The problem → Show all lines holding the string "JSON".

* BEGIN Entries supplied *

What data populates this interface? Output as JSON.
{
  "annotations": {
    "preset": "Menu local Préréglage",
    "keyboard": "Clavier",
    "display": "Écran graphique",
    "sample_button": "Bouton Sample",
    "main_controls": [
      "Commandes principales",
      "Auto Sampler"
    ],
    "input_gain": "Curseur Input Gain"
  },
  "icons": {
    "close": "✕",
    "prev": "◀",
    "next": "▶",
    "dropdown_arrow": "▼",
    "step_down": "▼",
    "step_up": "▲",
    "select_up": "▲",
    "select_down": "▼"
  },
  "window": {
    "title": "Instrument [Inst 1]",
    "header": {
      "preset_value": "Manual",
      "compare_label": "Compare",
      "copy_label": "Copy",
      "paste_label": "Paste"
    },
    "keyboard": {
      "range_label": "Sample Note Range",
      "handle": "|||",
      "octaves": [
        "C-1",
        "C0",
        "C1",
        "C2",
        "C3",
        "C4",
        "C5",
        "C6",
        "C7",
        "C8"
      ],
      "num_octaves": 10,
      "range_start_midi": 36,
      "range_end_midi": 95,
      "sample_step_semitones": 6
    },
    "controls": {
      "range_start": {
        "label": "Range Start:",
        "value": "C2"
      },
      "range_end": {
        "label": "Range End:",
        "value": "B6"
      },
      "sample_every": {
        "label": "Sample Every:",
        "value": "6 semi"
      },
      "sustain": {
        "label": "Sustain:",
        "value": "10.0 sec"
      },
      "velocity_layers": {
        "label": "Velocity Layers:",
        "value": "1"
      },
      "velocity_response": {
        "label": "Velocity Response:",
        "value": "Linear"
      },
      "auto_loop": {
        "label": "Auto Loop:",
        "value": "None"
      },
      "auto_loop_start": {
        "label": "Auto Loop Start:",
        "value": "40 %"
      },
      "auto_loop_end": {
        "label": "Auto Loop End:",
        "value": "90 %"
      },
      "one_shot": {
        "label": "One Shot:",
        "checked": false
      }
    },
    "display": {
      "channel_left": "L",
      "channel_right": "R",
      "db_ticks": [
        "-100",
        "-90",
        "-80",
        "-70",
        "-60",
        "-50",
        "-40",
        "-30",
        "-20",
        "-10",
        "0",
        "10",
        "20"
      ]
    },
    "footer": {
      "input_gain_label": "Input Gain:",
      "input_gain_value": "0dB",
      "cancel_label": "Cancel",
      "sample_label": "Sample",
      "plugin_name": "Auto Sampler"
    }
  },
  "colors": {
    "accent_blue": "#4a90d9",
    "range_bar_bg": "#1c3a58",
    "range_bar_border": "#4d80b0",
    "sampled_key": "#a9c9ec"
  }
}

* END Entries supplied *
* BEGIN Entries supplied *

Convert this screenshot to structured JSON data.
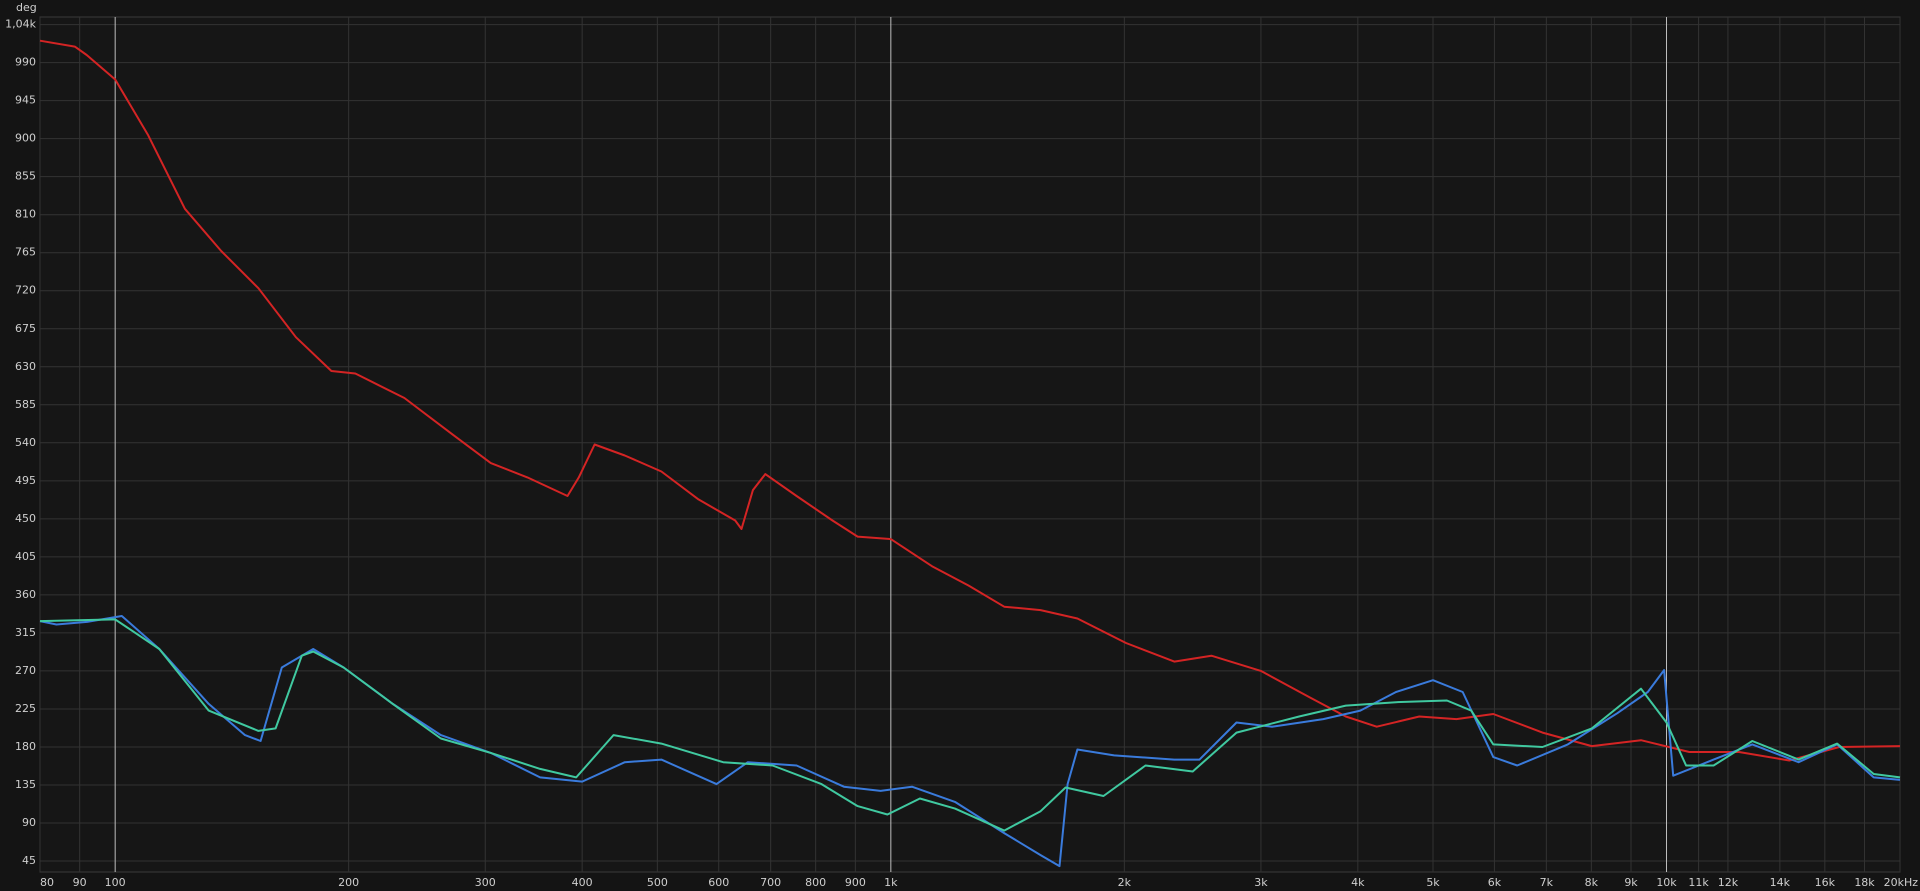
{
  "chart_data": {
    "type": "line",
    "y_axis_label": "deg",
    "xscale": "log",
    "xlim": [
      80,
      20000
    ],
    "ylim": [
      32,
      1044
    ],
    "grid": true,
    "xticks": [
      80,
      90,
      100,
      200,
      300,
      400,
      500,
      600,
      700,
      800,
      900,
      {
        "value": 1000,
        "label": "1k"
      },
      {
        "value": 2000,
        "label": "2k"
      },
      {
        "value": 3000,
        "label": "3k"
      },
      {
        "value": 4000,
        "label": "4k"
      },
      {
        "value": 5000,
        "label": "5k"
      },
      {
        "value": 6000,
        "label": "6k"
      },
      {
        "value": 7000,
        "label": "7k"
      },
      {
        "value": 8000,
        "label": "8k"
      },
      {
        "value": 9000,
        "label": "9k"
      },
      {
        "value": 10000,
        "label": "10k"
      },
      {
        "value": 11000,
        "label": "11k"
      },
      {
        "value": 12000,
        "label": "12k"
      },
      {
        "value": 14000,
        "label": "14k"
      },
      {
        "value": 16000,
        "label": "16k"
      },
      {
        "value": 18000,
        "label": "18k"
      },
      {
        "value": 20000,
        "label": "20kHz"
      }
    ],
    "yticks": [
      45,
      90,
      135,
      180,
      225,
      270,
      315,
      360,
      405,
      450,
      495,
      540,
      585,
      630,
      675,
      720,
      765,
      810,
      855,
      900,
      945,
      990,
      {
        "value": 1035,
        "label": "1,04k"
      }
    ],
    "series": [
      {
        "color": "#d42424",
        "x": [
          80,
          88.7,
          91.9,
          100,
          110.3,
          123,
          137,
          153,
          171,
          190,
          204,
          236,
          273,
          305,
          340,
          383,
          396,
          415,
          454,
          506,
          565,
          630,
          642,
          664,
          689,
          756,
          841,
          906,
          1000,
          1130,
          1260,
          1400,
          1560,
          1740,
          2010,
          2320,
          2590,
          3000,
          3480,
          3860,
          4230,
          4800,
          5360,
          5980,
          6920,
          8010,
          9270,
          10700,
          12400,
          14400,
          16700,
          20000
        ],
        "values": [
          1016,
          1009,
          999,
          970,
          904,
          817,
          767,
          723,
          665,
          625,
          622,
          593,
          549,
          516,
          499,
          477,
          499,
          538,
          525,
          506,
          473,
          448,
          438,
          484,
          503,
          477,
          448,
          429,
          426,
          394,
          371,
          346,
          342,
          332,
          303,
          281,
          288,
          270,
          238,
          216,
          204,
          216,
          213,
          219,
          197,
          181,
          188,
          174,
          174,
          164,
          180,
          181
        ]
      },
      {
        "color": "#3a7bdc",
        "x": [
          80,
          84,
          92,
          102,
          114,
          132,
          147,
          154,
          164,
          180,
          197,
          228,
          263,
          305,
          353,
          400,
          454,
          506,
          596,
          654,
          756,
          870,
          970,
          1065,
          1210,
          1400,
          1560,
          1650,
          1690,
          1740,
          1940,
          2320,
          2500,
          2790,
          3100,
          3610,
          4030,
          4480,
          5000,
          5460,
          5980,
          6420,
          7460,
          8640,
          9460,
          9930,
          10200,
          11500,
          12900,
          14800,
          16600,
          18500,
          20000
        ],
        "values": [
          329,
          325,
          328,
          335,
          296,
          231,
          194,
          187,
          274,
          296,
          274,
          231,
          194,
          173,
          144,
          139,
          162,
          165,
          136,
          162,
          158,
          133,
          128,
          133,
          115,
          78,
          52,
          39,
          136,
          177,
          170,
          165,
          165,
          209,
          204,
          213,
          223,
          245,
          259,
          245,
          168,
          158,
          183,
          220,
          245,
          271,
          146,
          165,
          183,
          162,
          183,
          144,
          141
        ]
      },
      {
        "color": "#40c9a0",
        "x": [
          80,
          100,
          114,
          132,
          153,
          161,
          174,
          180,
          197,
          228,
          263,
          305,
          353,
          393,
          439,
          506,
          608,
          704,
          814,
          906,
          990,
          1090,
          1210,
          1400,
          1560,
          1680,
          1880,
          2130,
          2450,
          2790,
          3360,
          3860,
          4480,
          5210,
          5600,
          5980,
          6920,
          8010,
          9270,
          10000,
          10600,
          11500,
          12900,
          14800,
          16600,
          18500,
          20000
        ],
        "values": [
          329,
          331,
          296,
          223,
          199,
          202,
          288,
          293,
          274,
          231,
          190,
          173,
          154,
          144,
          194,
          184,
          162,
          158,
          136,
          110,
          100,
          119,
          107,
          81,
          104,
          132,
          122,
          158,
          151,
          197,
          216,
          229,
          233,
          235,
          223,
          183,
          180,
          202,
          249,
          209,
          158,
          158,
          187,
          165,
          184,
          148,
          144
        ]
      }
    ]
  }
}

* END Entries supplied *

Expected output →
What data populates this interface? Output as JSON.
Convert this screenshot to structured JSON data.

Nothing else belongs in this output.